### SET TASK:
Count every line of the material that holds the string "Scores". Respond with the total only.

::::::::

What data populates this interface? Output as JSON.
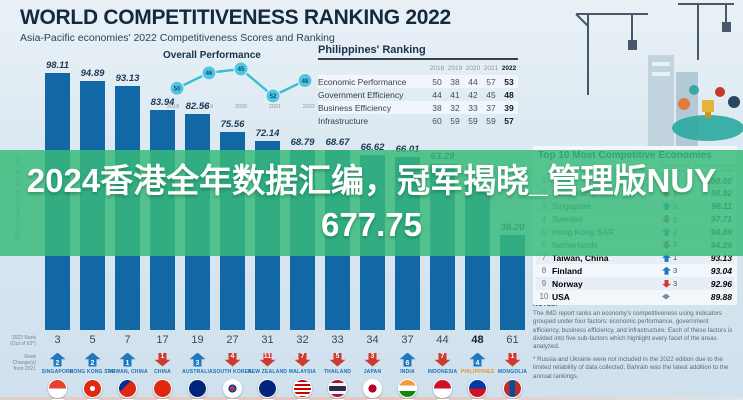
{
  "page": {
    "title": "WORLD COMPETITIVENESS RANKING 2022",
    "subtitle": "Asia-Pacific economies' 2022 Competitiveness Scores and Ranking"
  },
  "overlay": {
    "line1": "2024香港全年数据汇编，冠军揭晓_管理版NUY",
    "line2": "677.75"
  },
  "axis": {
    "score_axis_label": "2022 Overall Score (Out of 100)",
    "rank_row_label": "2022 Rank (Out of 63*)",
    "change_row_label": "Rank Change(s) from 2021"
  },
  "overall_performance": {
    "title": "Overall Performance",
    "years": [
      "2018",
      "2019",
      "2020",
      "2021",
      "2022"
    ],
    "ranks": [
      50,
      46,
      45,
      52,
      48
    ]
  },
  "philippines_ranking": {
    "title": "Philippines' Ranking",
    "years": [
      "2018",
      "2019",
      "2020",
      "2021",
      "2022"
    ],
    "rows": [
      {
        "label": "Economic Performance",
        "values": [
          "50",
          "38",
          "44",
          "57",
          "53"
        ]
      },
      {
        "label": "Government Efficiency",
        "values": [
          "44",
          "41",
          "42",
          "45",
          "48"
        ]
      },
      {
        "label": "Business Efficiency",
        "values": [
          "38",
          "32",
          "33",
          "37",
          "39"
        ]
      },
      {
        "label": "Infrastructure",
        "values": [
          "60",
          "59",
          "59",
          "59",
          "57"
        ]
      }
    ]
  },
  "chart_data": {
    "type": "bar",
    "title": "Asia-Pacific economies' 2022 Competitiveness Scores and Ranking",
    "ylabel": "2022 Overall Score (Out of 100)",
    "ylim": [
      0,
      100
    ],
    "categories": [
      "SINGAPORE",
      "HONG KONG SAR",
      "TAIWAN, CHINA",
      "CHINA",
      "AUSTRALIA",
      "SOUTH KOREA",
      "NEW ZEALAND",
      "MALAYSIA",
      "THAILAND",
      "JAPAN",
      "INDIA",
      "INDONESIA",
      "PHILIPPINES",
      "MONGOLIA"
    ],
    "values": [
      98.11,
      94.89,
      93.13,
      83.94,
      82.56,
      75.56,
      72.14,
      68.79,
      68.67,
      66.62,
      66.01,
      63.29,
      null,
      36.2
    ],
    "bars": [
      {
        "country": "SINGAPORE",
        "flag": "singapore",
        "score": 98.11,
        "score_label": "98.11",
        "rank": "3",
        "change": "2",
        "direction": "up",
        "highlight": false
      },
      {
        "country": "HONG KONG SAR",
        "flag": "hong-kong",
        "score": 94.89,
        "score_label": "94.89",
        "rank": "5",
        "change": "2",
        "direction": "up",
        "highlight": false
      },
      {
        "country": "TAIWAN, CHINA",
        "flag": "taiwan",
        "score": 93.13,
        "score_label": "93.13",
        "rank": "7",
        "change": "1",
        "direction": "up",
        "highlight": false
      },
      {
        "country": "CHINA",
        "flag": "china",
        "score": 83.94,
        "score_label": "83.94",
        "rank": "17",
        "change": "1",
        "direction": "down",
        "highlight": false
      },
      {
        "country": "AUSTRALIA",
        "flag": "australia",
        "score": 82.56,
        "score_label": "82.56",
        "rank": "19",
        "change": "3",
        "direction": "up",
        "highlight": false
      },
      {
        "country": "SOUTH KOREA",
        "flag": "south-korea",
        "score": 75.56,
        "score_label": "75.56",
        "rank": "27",
        "change": "4",
        "direction": "down",
        "highlight": false
      },
      {
        "country": "NEW ZEALAND",
        "flag": "new-zealand",
        "score": 72.14,
        "score_label": "72.14",
        "rank": "31",
        "change": "11",
        "direction": "down",
        "highlight": false
      },
      {
        "country": "MALAYSIA",
        "flag": "malaysia",
        "score": 68.79,
        "score_label": "68.79",
        "rank": "32",
        "change": "7",
        "direction": "down",
        "highlight": false
      },
      {
        "country": "THAILAND",
        "flag": "thailand",
        "score": 68.67,
        "score_label": "68.67",
        "rank": "33",
        "change": "5",
        "direction": "down",
        "highlight": false
      },
      {
        "country": "JAPAN",
        "flag": "japan",
        "score": 66.62,
        "score_label": "66.62",
        "rank": "34",
        "change": "3",
        "direction": "down",
        "highlight": false
      },
      {
        "country": "INDIA",
        "flag": "india",
        "score": 66.01,
        "score_label": "66.01",
        "rank": "37",
        "change": "6",
        "direction": "up",
        "highlight": false
      },
      {
        "country": "INDONESIA",
        "flag": "indonesia",
        "score": 63.29,
        "score_label": "63.29",
        "rank": "44",
        "change": "7",
        "direction": "down",
        "highlight": false
      },
      {
        "country": "PHILIPPINES",
        "flag": "philippines",
        "score": null,
        "est_score": 55.5,
        "score_label": "",
        "rank": "48",
        "change": "4",
        "direction": "up",
        "highlight": true
      },
      {
        "country": "MONGOLIA",
        "flag": "mongolia",
        "score": 36.2,
        "score_label": "36.20",
        "rank": "61",
        "change": "1",
        "direction": "down",
        "highlight": false
      }
    ]
  },
  "top10": {
    "title": "Top 10 Most Competitive Economies",
    "change_header": "Rank Change from 2021",
    "score_header": "2022 Overall Score (Out of 100)",
    "rows": [
      {
        "rank": "1",
        "country": "",
        "direction": "",
        "change": "",
        "score": "100.00",
        "emph": false
      },
      {
        "rank": "2",
        "country": "Switzerland",
        "direction": "down",
        "change": "1",
        "score": "98.92",
        "emph": false
      },
      {
        "rank": "3",
        "country": "Singapore",
        "direction": "up",
        "change": "2",
        "score": "98.11",
        "emph": false
      },
      {
        "rank": "4",
        "country": "Sweden",
        "direction": "down",
        "change": "2",
        "score": "97.71",
        "emph": false
      },
      {
        "rank": "5",
        "country": "Hong Kong SAR",
        "direction": "up",
        "change": "2",
        "score": "94.89",
        "emph": false
      },
      {
        "rank": "6",
        "country": "Netherlands",
        "direction": "down",
        "change": "2",
        "score": "94.29",
        "emph": false
      },
      {
        "rank": "7",
        "country": "Taiwan, China",
        "direction": "up",
        "change": "1",
        "score": "93.13",
        "emph": true
      },
      {
        "rank": "8",
        "country": "Finland",
        "direction": "up",
        "change": "3",
        "score": "93.04",
        "emph": true
      },
      {
        "rank": "9",
        "country": "Norway",
        "direction": "down",
        "change": "3",
        "score": "92.96",
        "emph": true
      },
      {
        "rank": "10",
        "country": "USA",
        "direction": "none",
        "change": "",
        "score": "89.88",
        "emph": true
      }
    ]
  },
  "notes": {
    "heading": "NOTES:",
    "paragraph1": "The IMD report ranks an economy's competitiveness using indicators grouped under four factors: economic performance, government efficiency, business efficiency, and infrastructure. Each of these factors is divided into five sub-factors which highlight every facet of the areas analyzed.",
    "paragraph2": "* Russia and Ukraine were not included in the 2022 edition due to the limited reliability of data collected. Bahrain was the latest addition to the annual rankings."
  }
}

::::::::

### RIGHT ANSWER:
2